==== DATA LINES
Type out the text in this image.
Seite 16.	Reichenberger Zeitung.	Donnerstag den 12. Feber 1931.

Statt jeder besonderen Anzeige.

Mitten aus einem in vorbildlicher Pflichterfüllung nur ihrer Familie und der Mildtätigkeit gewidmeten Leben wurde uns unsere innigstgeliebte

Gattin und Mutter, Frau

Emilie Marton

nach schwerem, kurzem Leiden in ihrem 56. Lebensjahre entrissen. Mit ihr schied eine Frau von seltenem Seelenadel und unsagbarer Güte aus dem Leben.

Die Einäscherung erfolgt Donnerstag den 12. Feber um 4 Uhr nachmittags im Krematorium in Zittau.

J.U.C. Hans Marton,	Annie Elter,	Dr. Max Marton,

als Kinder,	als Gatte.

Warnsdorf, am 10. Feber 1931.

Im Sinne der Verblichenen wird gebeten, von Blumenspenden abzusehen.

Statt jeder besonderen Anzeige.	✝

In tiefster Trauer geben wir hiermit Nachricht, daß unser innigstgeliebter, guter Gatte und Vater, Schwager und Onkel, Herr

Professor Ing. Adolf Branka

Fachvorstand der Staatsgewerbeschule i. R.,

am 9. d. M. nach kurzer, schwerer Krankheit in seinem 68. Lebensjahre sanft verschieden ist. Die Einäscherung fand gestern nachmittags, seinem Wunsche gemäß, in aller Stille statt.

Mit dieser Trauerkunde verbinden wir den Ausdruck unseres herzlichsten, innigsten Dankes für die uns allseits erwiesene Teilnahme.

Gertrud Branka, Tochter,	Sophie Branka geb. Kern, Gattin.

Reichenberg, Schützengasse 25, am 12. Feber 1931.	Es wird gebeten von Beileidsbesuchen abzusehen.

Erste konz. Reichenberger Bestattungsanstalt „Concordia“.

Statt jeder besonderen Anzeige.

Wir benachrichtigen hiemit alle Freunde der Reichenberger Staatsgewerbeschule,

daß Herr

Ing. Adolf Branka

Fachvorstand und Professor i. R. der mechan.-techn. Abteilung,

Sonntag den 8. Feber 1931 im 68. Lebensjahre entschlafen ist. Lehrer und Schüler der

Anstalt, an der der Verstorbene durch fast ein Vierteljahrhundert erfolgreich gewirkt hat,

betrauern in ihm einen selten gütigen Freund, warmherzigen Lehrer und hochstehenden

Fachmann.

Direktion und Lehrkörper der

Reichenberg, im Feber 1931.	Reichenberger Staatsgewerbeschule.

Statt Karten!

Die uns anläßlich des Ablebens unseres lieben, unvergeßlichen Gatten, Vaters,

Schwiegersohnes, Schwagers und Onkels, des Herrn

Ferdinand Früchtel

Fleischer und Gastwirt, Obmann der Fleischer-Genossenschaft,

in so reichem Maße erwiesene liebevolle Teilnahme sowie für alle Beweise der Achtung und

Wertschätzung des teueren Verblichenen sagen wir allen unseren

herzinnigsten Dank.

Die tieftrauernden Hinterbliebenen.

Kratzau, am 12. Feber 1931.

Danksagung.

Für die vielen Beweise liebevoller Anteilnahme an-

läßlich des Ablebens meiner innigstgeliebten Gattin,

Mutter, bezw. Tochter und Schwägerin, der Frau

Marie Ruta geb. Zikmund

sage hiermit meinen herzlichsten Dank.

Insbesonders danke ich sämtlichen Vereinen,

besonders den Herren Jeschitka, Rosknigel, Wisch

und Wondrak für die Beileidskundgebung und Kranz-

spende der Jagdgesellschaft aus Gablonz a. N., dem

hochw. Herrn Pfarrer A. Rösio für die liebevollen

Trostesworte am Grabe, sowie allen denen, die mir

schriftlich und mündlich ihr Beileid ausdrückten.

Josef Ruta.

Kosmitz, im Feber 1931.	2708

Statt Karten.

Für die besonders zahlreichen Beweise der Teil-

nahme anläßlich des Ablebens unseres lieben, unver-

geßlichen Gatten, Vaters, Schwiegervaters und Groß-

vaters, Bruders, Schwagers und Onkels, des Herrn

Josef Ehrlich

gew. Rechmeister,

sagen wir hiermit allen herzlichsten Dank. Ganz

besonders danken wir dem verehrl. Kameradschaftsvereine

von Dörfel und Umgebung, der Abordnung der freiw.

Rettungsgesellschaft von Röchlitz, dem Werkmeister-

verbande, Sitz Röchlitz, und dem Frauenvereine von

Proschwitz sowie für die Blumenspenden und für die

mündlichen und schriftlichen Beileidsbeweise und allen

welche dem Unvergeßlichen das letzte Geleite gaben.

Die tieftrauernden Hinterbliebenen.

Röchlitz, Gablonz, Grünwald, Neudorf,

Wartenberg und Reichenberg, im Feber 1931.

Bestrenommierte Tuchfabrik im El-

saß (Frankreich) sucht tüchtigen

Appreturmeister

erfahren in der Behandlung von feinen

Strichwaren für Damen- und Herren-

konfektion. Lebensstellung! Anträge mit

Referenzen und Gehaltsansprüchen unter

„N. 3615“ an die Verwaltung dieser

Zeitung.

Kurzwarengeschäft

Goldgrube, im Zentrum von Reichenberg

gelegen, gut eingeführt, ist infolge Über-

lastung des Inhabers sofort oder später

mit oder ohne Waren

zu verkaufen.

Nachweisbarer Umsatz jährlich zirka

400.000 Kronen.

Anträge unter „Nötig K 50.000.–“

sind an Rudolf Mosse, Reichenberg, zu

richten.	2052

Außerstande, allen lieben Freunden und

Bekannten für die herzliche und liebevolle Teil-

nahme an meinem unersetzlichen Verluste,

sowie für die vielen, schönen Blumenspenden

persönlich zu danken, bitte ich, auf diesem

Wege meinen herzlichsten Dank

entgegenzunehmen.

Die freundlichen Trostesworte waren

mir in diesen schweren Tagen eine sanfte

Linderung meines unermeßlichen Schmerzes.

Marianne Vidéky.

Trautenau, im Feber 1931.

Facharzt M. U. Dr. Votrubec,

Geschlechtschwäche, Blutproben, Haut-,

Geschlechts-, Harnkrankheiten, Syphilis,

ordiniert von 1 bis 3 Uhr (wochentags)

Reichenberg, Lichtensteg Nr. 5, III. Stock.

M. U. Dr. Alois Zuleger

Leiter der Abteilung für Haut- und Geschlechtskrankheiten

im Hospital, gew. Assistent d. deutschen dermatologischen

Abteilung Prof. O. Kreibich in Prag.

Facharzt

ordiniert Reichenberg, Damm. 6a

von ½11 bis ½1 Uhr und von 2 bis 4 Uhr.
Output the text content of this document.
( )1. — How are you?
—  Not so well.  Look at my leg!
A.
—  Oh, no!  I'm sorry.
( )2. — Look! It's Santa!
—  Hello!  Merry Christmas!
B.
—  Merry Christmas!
========
WHAT IS EXPECTED: Copy out every line of the data above, exactly as given.

FINAL RESULT:
Type out the text in this image.
Seite 16.	Reichenberger Zeitung.	Donnerstag den 12. Feber 1931.

Statt jeder besonderen Anzeige.

Mitten aus einem in vorbildlicher Pflichterfüllung nur ihrer Familie und der Mildtätigkeit gewidmeten Leben wurde uns unsere innigstgeliebte

Gattin und Mutter, Frau

Emilie Marton

nach schwerem, kurzem Leiden in ihrem 56. Lebensjahre entrissen. Mit ihr schied eine Frau von seltenem Seelenadel und unsagbarer Güte aus dem Leben.

Die Einäscherung erfolgt Donnerstag den 12. Feber um 4 Uhr nachmittags im Krematorium in Zittau.

J.U.C. Hans Marton,	Annie Elter,	Dr. Max Marton,

als Kinder,	als Gatte.

Warnsdorf, am 10. Feber 1931.

Im Sinne der Verblichenen wird gebeten, von Blumenspenden abzusehen.

Statt jeder besonderen Anzeige.	✝

In tiefster Trauer geben wir hiermit Nachricht, daß unser innigstgeliebter, guter Gatte und Vater, Schwager und Onkel, Herr

Professor Ing. Adolf Branka

Fachvorstand der Staatsgewerbeschule i. R.,

am 9. d. M. nach kurzer, schwerer Krankheit in seinem 68. Lebensjahre sanft verschieden ist. Die Einäscherung fand gestern nachmittags, seinem Wunsche gemäß, in aller Stille statt.

Mit dieser Trauerkunde verbinden wir den Ausdruck unseres herzlichsten, innigsten Dankes für die uns allseits erwiesene Teilnahme.

Gertrud Branka, Tochter,	Sophie Branka geb. Kern, Gattin.

Reichenberg, Schützengasse 25, am 12. Feber 1931.	Es wird gebeten von Beileidsbesuchen abzusehen.

Erste konz. Reichenberger Bestattungsanstalt „Concordia“.

Statt jeder besonderen Anzeige.

Wir benachrichtigen hiemit alle Freunde der Reichenberger Staatsgewerbeschule,

daß Herr

Ing. Adolf Branka

Fachvorstand und Professor i. R. der mechan.-techn. Abteilung,

Sonntag den 8. Feber 1931 im 68. Lebensjahre entschlafen ist. Lehrer und Schüler der

Anstalt, an der der Verstorbene durch fast ein Vierteljahrhundert erfolgreich gewirkt hat,

betrauern in ihm einen selten gütigen Freund, warmherzigen Lehrer und hochstehenden

Fachmann.

Direktion und Lehrkörper der

Reichenberg, im Feber 1931.	Reichenberger Staatsgewerbeschule.

Statt Karten!

Die uns anläßlich des Ablebens unseres lieben, unvergeßlichen Gatten, Vaters,

Schwiegersohnes, Schwagers und Onkels, des Herrn

Ferdinand Früchtel

Fleischer und Gastwirt, Obmann der Fleischer-Genossenschaft,

in so reichem Maße erwiesene liebevolle Teilnahme sowie für alle Beweise der Achtung und

Wertschätzung des teueren Verblichenen sagen wir allen unseren

herzinnigsten Dank.

Die tieftrauernden Hinterbliebenen.

Kratzau, am 12. Feber 1931.

Danksagung.

Für die vielen Beweise liebevoller Anteilnahme an-

läßlich des Ablebens meiner innigstgeliebten Gattin,

Mutter, bezw. Tochter und Schwägerin, der Frau

Marie Ruta geb. Zikmund

sage hiermit meinen herzlichsten Dank.

Insbesonders danke ich sämtlichen Vereinen,

besonders den Herren Jeschitka, Rosknigel, Wisch

und Wondrak für die Beileidskundgebung und Kranz-

spende der Jagdgesellschaft aus Gablonz a. N., dem

hochw. Herrn Pfarrer A. Rösio für die liebevollen

Trostesworte am Grabe, sowie allen denen, die mir

schriftlich und mündlich ihr Beileid ausdrückten.

Josef Ruta.

Kosmitz, im Feber 1931.	2708

Statt Karten.

Für die besonders zahlreichen Beweise der Teil-

nahme anläßlich des Ablebens unseres lieben, unver-

geßlichen Gatten, Vaters, Schwiegervaters und Groß-

vaters, Bruders, Schwagers und Onkels, des Herrn

Josef Ehrlich

gew. Rechmeister,

sagen wir hiermit allen herzlichsten Dank. Ganz

besonders danken wir dem verehrl. Kameradschaftsvereine

von Dörfel und Umgebung, der Abordnung der freiw.

Rettungsgesellschaft von Röchlitz, dem Werkmeister-

verbande, Sitz Röchlitz, und dem Frauenvereine von

Proschwitz sowie für die Blumenspenden und für die

mündlichen und schriftlichen Beileidsbeweise und allen

welche dem Unvergeßlichen das letzte Geleite gaben.

Die tieftrauernden Hinterbliebenen.

Röchlitz, Gablonz, Grünwald, Neudorf,

Wartenberg und Reichenberg, im Feber 1931.

Bestrenommierte Tuchfabrik im El-

saß (Frankreich) sucht tüchtigen

Appreturmeister

erfahren in der Behandlung von feinen

Strichwaren für Damen- und Herren-

konfektion. Lebensstellung! Anträge mit

Referenzen und Gehaltsansprüchen unter

„N. 3615“ an die Verwaltung dieser

Zeitung.

Kurzwarengeschäft

Goldgrube, im Zentrum von Reichenberg

gelegen, gut eingeführt, ist infolge Über-

lastung des Inhabers sofort oder später

mit oder ohne Waren

zu verkaufen.

Nachweisbarer Umsatz jährlich zirka

400.000 Kronen.

Anträge unter „Nötig K 50.000.–“

sind an Rudolf Mosse, Reichenberg, zu

richten.	2052

Außerstande, allen lieben Freunden und

Bekannten für die herzliche und liebevolle Teil-

nahme an meinem unersetzlichen Verluste,

sowie für die vielen, schönen Blumenspenden

persönlich zu danken, bitte ich, auf diesem

Wege meinen herzlichsten Dank

entgegenzunehmen.

Die freundlichen Trostesworte waren

mir in diesen schweren Tagen eine sanfte

Linderung meines unermeßlichen Schmerzes.

Marianne Vidéky.

Trautenau, im Feber 1931.

Facharzt M. U. Dr. Votrubec,

Geschlechtschwäche, Blutproben, Haut-,

Geschlechts-, Harnkrankheiten, Syphilis,

ordiniert von 1 bis 3 Uhr (wochentags)

Reichenberg, Lichtensteg Nr. 5, III. Stock.

M. U. Dr. Alois Zuleger

Leiter der Abteilung für Haut- und Geschlechtskrankheiten

im Hospital, gew. Assistent d. deutschen dermatologischen

Abteilung Prof. O. Kreibich in Prag.

Facharzt

ordiniert Reichenberg, Damm. 6a

von ½11 bis ½1 Uhr und von 2 bis 4 Uhr.
Output the text content of this document.
( )1. — How are you?
—  Not so well.  Look at my leg!
A.
—  Oh, no!  I'm sorry.
( )2. — Look! It's Santa!
—  Hello!  Merry Christmas!
B.
—  Merry Christmas!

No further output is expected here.